■ **AIM OF THE TASK**
Using the records provided below, locate and copy each line that contains the word "Regularly".

■ **RECORDS FOR THIS TASK**

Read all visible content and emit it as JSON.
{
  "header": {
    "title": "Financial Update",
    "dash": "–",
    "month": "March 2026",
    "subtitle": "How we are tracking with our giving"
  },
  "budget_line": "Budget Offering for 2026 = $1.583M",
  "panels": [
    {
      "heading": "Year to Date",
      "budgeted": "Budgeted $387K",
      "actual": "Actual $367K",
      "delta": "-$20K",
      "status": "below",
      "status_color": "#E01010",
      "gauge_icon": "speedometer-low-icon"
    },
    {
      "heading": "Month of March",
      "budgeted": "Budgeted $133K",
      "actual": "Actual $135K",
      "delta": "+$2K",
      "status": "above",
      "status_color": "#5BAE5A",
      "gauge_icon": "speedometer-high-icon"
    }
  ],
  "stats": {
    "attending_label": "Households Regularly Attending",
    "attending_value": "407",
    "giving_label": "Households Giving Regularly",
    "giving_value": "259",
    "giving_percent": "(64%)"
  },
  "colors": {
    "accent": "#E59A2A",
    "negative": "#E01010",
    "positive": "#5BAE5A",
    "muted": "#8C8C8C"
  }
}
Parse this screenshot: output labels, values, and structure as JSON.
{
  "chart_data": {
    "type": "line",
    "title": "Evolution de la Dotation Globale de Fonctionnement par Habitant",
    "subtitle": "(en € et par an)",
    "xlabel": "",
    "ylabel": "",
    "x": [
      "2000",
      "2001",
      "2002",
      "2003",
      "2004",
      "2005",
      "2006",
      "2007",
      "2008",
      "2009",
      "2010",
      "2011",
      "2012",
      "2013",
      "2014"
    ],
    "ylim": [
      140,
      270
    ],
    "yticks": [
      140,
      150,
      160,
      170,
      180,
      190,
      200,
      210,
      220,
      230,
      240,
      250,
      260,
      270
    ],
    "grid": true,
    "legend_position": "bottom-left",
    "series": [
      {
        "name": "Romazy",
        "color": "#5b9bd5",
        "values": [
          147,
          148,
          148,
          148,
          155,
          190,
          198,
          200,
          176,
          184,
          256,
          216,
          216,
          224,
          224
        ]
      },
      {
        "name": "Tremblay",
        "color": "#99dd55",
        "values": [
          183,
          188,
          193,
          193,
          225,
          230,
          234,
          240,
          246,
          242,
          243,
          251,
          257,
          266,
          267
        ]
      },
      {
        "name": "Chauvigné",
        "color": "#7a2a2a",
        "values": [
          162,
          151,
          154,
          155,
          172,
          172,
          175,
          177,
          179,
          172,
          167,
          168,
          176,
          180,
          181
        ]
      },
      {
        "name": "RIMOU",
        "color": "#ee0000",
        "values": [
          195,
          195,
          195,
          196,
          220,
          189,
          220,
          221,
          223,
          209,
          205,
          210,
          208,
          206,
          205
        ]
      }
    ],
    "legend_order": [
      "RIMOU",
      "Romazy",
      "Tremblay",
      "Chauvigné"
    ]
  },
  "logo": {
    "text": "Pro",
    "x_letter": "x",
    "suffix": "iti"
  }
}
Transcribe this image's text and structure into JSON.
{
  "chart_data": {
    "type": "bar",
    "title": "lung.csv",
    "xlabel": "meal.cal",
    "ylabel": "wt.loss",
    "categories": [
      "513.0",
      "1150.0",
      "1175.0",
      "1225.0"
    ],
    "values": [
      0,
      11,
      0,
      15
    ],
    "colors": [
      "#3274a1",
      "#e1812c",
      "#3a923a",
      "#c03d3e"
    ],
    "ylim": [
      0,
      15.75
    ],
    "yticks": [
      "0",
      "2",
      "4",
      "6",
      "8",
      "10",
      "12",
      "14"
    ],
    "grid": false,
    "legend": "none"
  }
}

■ **RESPONSE TO THE EXERCISE**
    "attending_label": "Households Regularly Attending",
    "giving_label": "Households Giving Regularly",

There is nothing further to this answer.